[Stored records]
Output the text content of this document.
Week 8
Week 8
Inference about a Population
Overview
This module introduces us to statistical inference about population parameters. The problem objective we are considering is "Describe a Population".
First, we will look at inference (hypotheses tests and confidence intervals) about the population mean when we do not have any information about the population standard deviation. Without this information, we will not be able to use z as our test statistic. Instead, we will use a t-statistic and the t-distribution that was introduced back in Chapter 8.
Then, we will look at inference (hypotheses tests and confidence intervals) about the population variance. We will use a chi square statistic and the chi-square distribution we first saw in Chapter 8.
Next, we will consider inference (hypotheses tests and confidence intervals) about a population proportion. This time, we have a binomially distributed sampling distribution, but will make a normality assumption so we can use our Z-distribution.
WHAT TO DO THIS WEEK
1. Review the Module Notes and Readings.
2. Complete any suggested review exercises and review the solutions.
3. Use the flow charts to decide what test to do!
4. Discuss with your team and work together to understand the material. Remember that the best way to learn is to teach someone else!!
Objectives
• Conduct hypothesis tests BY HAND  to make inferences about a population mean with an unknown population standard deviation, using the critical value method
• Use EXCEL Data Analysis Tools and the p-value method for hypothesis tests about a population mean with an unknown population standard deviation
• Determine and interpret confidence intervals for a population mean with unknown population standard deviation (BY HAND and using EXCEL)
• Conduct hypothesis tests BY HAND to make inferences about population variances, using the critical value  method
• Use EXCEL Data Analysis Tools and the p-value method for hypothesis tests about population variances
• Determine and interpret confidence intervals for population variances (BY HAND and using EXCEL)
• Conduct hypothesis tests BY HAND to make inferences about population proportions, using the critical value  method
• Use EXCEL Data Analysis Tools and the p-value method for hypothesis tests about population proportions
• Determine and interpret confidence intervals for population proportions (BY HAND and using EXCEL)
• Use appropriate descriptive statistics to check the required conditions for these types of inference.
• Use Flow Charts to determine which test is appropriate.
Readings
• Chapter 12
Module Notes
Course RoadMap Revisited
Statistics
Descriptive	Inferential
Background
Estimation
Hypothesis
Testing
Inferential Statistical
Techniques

[Problem to work on] Reproduce every line from the entries that holds the word "appropriate".

[In response]
• Use appropriate descriptive statistics to check the required conditions for these types of inference.
• Use Flow Charts to determine which test is appropriate.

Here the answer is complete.